== REQUIREMENTS ==
Each line of the material must be repeated precisely, with the pictures left out.

# START OF THE RECORDS

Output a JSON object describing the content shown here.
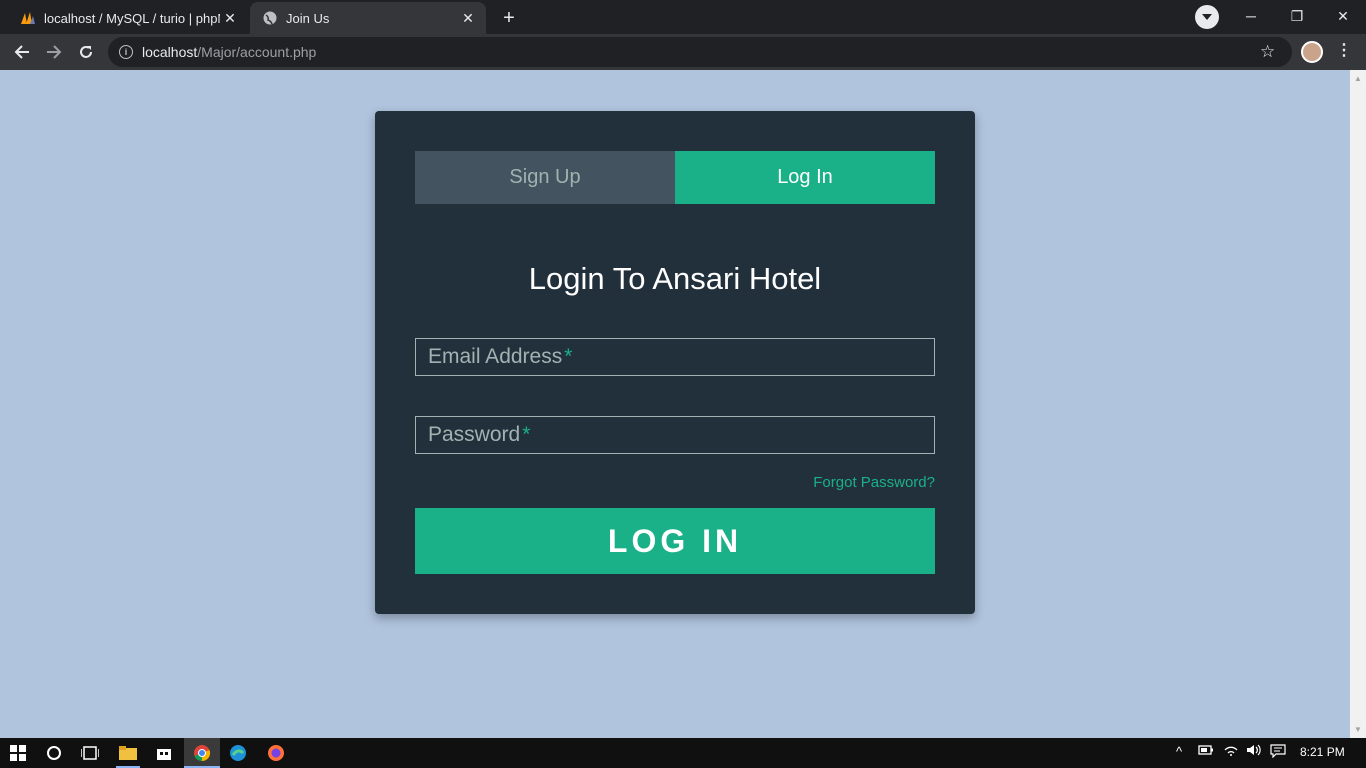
{
  "browser": {
    "tabs": [
      {
        "title": "localhost / MySQL / turio | phpM",
        "active": false
      },
      {
        "title": "Join Us",
        "active": true
      }
    ],
    "url_host": "localhost",
    "url_path": "/Major/account.php",
    "new_tab_label": "+"
  },
  "page": {
    "tabs": {
      "signup_label": "Sign Up",
      "login_label": "Log In"
    },
    "heading": "Login To Ansari Hotel",
    "email_placeholder": "Email Address",
    "password_placeholder": "Password",
    "required_mark": "*",
    "forgot_password": "Forgot Password?",
    "submit_label": "LOG IN"
  },
  "taskbar": {
    "time": "8:21 PM"
  },
  "colors": {
    "background": "#b0c4de",
    "card": "#22303c",
    "accent": "#1ab188",
    "inactive_tab": "#435360",
    "muted_text": "#a0b3b0"
  },
  "icons": [
    "phpmyadmin-icon",
    "globe-icon",
    "close-icon",
    "plus-icon",
    "tab-search-icon",
    "minimize-icon",
    "restore-icon",
    "window-close-icon",
    "back-icon",
    "forward-icon",
    "reload-icon",
    "info-icon",
    "star-icon",
    "avatar",
    "menu-icon",
    "windows-start-icon",
    "cortana-icon",
    "task-view-icon",
    "file-explorer-icon",
    "store-icon",
    "chrome-icon",
    "edge-icon",
    "firefox-icon",
    "chevron-up-icon",
    "battery-icon",
    "wifi-icon",
    "volume-icon",
    "notification-icon"
  ]
}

# END OF THE RECORDS

== ANSWER TO THE EXERCISE ==
Output a JSON object describing the content shown here.
{
  "browser": {
    "tabs": [
      {
        "title": "localhost / MySQL / turio | phpM",
        "active": false
      },
      {
        "title": "Join Us",
        "active": true
      }
    ],
    "url_host": "localhost",
    "url_path": "/Major/account.php",
    "new_tab_label": "+"
  },
  "page": {
    "tabs": {
      "signup_label": "Sign Up",
      "login_label": "Log In"
    },
    "heading": "Login To Ansari Hotel",
    "email_placeholder": "Email Address",
    "password_placeholder": "Password",
    "required_mark": "*",
    "forgot_password": "Forgot Password?",
    "submit_label": "LOG IN"
  },
  "taskbar": {
    "time": "8:21 PM"
  },
  "colors": {
    "background": "#b0c4de",
    "card": "#22303c",
    "accent": "#1ab188",
    "inactive_tab": "#435360",
    "muted_text": "#a0b3b0"
  },
  "icons": [
    "phpmyadmin-icon",
    "globe-icon",
    "close-icon",
    "plus-icon",
    "tab-search-icon",
    "minimize-icon",
    "restore-icon",
    "window-close-icon",
    "back-icon",
    "forward-icon",
    "reload-icon",
    "info-icon",
    "star-icon",
    "avatar",
    "menu-icon",
    "windows-start-icon",
    "cortana-icon",
    "task-view-icon",
    "file-explorer-icon",
    "store-icon",
    "chrome-icon",
    "edge-icon",
    "firefox-icon",
    "chevron-up-icon",
    "battery-icon",
    "wifi-icon",
    "volume-icon",
    "notification-icon"
  ]
}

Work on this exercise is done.